• [Task to complete]
Write out the data below in full. Keep it exact.

^^^^

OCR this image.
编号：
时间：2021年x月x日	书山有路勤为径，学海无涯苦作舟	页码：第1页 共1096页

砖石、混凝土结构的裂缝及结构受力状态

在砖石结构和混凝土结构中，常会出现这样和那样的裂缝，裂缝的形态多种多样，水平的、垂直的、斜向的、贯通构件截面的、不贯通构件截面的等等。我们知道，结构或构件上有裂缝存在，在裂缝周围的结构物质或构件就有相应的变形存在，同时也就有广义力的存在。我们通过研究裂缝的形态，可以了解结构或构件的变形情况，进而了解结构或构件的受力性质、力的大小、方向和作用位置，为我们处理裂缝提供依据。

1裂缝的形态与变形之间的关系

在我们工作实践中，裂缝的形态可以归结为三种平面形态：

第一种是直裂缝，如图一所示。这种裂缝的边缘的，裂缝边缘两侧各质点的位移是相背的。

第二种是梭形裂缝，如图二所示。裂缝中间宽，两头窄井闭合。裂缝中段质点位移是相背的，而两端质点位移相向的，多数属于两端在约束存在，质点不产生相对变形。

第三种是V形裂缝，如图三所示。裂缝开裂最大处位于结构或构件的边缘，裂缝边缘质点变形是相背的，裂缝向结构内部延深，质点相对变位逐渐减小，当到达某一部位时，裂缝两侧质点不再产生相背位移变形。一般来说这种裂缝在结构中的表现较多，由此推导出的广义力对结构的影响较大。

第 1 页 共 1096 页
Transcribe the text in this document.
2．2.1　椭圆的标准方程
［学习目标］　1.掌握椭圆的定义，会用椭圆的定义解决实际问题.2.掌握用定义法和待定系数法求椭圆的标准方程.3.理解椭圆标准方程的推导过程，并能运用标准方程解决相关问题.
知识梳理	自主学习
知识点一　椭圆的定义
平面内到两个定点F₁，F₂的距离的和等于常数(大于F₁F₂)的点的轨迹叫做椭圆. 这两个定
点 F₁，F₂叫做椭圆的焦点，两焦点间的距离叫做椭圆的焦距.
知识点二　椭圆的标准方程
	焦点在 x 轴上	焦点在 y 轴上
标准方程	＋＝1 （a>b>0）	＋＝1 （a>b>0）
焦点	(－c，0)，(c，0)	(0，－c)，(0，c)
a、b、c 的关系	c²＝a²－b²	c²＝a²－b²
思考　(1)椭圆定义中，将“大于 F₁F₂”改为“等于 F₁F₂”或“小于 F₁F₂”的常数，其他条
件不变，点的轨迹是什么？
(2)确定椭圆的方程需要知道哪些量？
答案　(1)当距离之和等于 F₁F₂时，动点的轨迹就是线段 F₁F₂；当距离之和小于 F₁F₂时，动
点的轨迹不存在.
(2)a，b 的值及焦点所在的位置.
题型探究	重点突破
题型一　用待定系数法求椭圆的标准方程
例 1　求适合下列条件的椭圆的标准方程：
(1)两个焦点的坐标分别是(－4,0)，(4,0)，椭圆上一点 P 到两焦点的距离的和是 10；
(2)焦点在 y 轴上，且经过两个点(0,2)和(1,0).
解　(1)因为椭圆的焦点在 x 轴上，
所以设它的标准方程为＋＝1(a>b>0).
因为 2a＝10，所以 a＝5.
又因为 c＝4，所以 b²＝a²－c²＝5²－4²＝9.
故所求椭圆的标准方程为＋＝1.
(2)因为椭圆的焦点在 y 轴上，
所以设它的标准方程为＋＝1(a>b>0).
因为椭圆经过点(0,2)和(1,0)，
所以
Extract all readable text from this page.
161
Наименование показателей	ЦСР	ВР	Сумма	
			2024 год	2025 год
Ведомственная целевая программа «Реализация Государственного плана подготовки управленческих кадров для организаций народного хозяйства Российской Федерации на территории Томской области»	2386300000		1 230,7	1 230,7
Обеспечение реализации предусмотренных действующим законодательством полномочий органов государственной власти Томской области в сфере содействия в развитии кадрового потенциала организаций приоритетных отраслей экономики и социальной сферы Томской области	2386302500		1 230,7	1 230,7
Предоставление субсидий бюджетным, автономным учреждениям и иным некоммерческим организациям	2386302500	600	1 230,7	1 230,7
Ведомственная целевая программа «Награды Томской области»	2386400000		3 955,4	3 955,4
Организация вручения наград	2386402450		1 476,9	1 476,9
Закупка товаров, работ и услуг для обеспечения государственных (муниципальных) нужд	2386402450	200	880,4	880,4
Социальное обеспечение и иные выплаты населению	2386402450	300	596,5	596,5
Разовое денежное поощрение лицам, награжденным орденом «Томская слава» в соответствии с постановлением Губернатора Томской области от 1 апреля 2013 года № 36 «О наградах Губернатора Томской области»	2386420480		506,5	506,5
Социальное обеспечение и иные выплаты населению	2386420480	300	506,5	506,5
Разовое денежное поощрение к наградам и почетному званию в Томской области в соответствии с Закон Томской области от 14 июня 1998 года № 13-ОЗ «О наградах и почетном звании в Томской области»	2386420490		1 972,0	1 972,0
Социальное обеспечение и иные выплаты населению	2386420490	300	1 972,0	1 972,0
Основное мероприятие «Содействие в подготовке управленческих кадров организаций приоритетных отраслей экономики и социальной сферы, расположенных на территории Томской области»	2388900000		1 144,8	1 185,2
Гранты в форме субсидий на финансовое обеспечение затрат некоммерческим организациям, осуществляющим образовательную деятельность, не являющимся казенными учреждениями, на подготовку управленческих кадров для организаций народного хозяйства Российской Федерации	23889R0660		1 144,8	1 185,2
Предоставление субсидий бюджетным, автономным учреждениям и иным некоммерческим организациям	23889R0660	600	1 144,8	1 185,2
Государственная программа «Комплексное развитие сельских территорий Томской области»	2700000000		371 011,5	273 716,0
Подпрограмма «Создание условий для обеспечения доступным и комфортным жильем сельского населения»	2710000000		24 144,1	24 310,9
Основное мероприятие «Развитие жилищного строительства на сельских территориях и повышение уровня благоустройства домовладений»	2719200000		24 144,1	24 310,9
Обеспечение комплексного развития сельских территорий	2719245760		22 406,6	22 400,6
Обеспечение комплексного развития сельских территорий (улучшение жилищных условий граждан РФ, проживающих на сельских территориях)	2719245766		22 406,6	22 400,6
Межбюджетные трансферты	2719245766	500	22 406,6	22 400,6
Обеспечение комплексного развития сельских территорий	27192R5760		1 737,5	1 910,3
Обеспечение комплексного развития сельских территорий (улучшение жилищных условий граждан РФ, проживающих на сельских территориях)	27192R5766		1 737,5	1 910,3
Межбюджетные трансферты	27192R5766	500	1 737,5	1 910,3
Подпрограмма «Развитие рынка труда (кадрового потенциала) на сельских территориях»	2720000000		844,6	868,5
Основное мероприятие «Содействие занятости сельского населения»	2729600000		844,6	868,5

^^^^

• [Solved exercise]
OCR this image.
编号：
时间：2021年x月x日	书山有路勤为径，学海无涯苦作舟	页码：第1页 共1096页

砖石、混凝土结构的裂缝及结构受力状态

在砖石结构和混凝土结构中，常会出现这样和那样的裂缝，裂缝的形态多种多样，水平的、垂直的、斜向的、贯通构件截面的、不贯通构件截面的等等。我们知道，结构或构件上有裂缝存在，在裂缝周围的结构物质或构件就有相应的变形存在，同时也就有广义力的存在。我们通过研究裂缝的形态，可以了解结构或构件的变形情况，进而了解结构或构件的受力性质、力的大小、方向和作用位置，为我们处理裂缝提供依据。

1裂缝的形态与变形之间的关系

在我们工作实践中，裂缝的形态可以归结为三种平面形态：

第一种是直裂缝，如图一所示。这种裂缝的边缘的，裂缝边缘两侧各质点的位移是相背的。

第二种是梭形裂缝，如图二所示。裂缝中间宽，两头窄井闭合。裂缝中段质点位移是相背的，而两端质点位移相向的，多数属于两端在约束存在，质点不产生相对变形。

第三种是V形裂缝，如图三所示。裂缝开裂最大处位于结构或构件的边缘，裂缝边缘质点变形是相背的，裂缝向结构内部延深，质点相对变位逐渐减小，当到达某一部位时，裂缝两侧质点不再产生相背位移变形。一般来说这种裂缝在结构中的表现较多，由此推导出的广义力对结构的影响较大。

第 1 页 共 1096 页
Transcribe the text in this document.
2．2.1　椭圆的标准方程
［学习目标］　1.掌握椭圆的定义，会用椭圆的定义解决实际问题.2.掌握用定义法和待定系数法求椭圆的标准方程.3.理解椭圆标准方程的推导过程，并能运用标准方程解决相关问题.
知识梳理	自主学习
知识点一　椭圆的定义
平面内到两个定点F₁，F₂的距离的和等于常数(大于F₁F₂)的点的轨迹叫做椭圆. 这两个定
点 F₁，F₂叫做椭圆的焦点，两焦点间的距离叫做椭圆的焦距.
知识点二　椭圆的标准方程
	焦点在 x 轴上	焦点在 y 轴上
标准方程	＋＝1 （a>b>0）	＋＝1 （a>b>0）
焦点	(－c，0)，(c，0)	(0，－c)，(0，c)
a、b、c 的关系	c²＝a²－b²	c²＝a²－b²
思考　(1)椭圆定义中，将“大于 F₁F₂”改为“等于 F₁F₂”或“小于 F₁F₂”的常数，其他条
件不变，点的轨迹是什么？
(2)确定椭圆的方程需要知道哪些量？
答案　(1)当距离之和等于 F₁F₂时，动点的轨迹就是线段 F₁F₂；当距离之和小于 F₁F₂时，动
点的轨迹不存在.
(2)a，b 的值及焦点所在的位置.
题型探究	重点突破
题型一　用待定系数法求椭圆的标准方程
例 1　求适合下列条件的椭圆的标准方程：
(1)两个焦点的坐标分别是(－4,0)，(4,0)，椭圆上一点 P 到两焦点的距离的和是 10；
(2)焦点在 y 轴上，且经过两个点(0,2)和(1,0).
解　(1)因为椭圆的焦点在 x 轴上，
所以设它的标准方程为＋＝1(a>b>0).
因为 2a＝10，所以 a＝5.
又因为 c＝4，所以 b²＝a²－c²＝5²－4²＝9.
故所求椭圆的标准方程为＋＝1.
(2)因为椭圆的焦点在 y 轴上，
所以设它的标准方程为＋＝1(a>b>0).
因为椭圆经过点(0,2)和(1,0)，
所以
Extract all readable text from this page.
161
Наименование показателей	ЦСР	ВР	Сумма	
			2024 год	2025 год
Ведомственная целевая программа «Реализация Государственного плана подготовки управленческих кадров для организаций народного хозяйства Российской Федерации на территории Томской области»	2386300000		1 230,7	1 230,7
Обеспечение реализации предусмотренных действующим законодательством полномочий органов государственной власти Томской области в сфере содействия в развитии кадрового потенциала организаций приоритетных отраслей экономики и социальной сферы Томской области	2386302500		1 230,7	1 230,7
Предоставление субсидий бюджетным, автономным учреждениям и иным некоммерческим организациям	2386302500	600	1 230,7	1 230,7
Ведомственная целевая программа «Награды Томской области»	2386400000		3 955,4	3 955,4
Организация вручения наград	2386402450		1 476,9	1 476,9
Закупка товаров, работ и услуг для обеспечения государственных (муниципальных) нужд	2386402450	200	880,4	880,4
Социальное обеспечение и иные выплаты населению	2386402450	300	596,5	596,5
Разовое денежное поощрение лицам, награжденным орденом «Томская слава» в соответствии с постановлением Губернатора Томской области от 1 апреля 2013 года № 36 «О наградах Губернатора Томской области»	2386420480		506,5	506,5
Социальное обеспечение и иные выплаты населению	2386420480	300	506,5	506,5
Разовое денежное поощрение к наградам и почетному званию в Томской области в соответствии с Закон Томской области от 14 июня 1998 года № 13-ОЗ «О наградах и почетном звании в Томской области»	2386420490		1 972,0	1 972,0
Социальное обеспечение и иные выплаты населению	2386420490	300	1 972,0	1 972,0
Основное мероприятие «Содействие в подготовке управленческих кадров организаций приоритетных отраслей экономики и социальной сферы, расположенных на территории Томской области»	2388900000		1 144,8	1 185,2
Гранты в форме субсидий на финансовое обеспечение затрат некоммерческим организациям, осуществляющим образовательную деятельность, не являющимся казенными учреждениями, на подготовку управленческих кадров для организаций народного хозяйства Российской Федерации	23889R0660		1 144,8	1 185,2
Предоставление субсидий бюджетным, автономным учреждениям и иным некоммерческим организациям	23889R0660	600	1 144,8	1 185,2
Государственная программа «Комплексное развитие сельских территорий Томской области»	2700000000		371 011,5	273 716,0
Подпрограмма «Создание условий для обеспечения доступным и комфортным жильем сельского населения»	2710000000		24 144,1	24 310,9
Основное мероприятие «Развитие жилищного строительства на сельских территориях и повышение уровня благоустройства домовладений»	2719200000		24 144,1	24 310,9
Обеспечение комплексного развития сельских территорий	2719245760		22 406,6	22 400,6
Обеспечение комплексного развития сельских территорий (улучшение жилищных условий граждан РФ, проживающих на сельских территориях)	2719245766		22 406,6	22 400,6
Межбюджетные трансферты	2719245766	500	22 406,6	22 400,6
Обеспечение комплексного развития сельских территорий	27192R5760		1 737,5	1 910,3
Обеспечение комплексного развития сельских территорий (улучшение жилищных условий граждан РФ, проживающих на сельских территориях)	27192R5766		1 737,5	1 910,3
Межбюджетные трансферты	27192R5766	500	1 737,5	1 910,3
Подпрограмма «Развитие рынка труда (кадрового потенциала) на сельских территориях»	2720000000		844,6	868,5
Основное мероприятие «Содействие занятости сельского населения»	2729600000		844,6	868,5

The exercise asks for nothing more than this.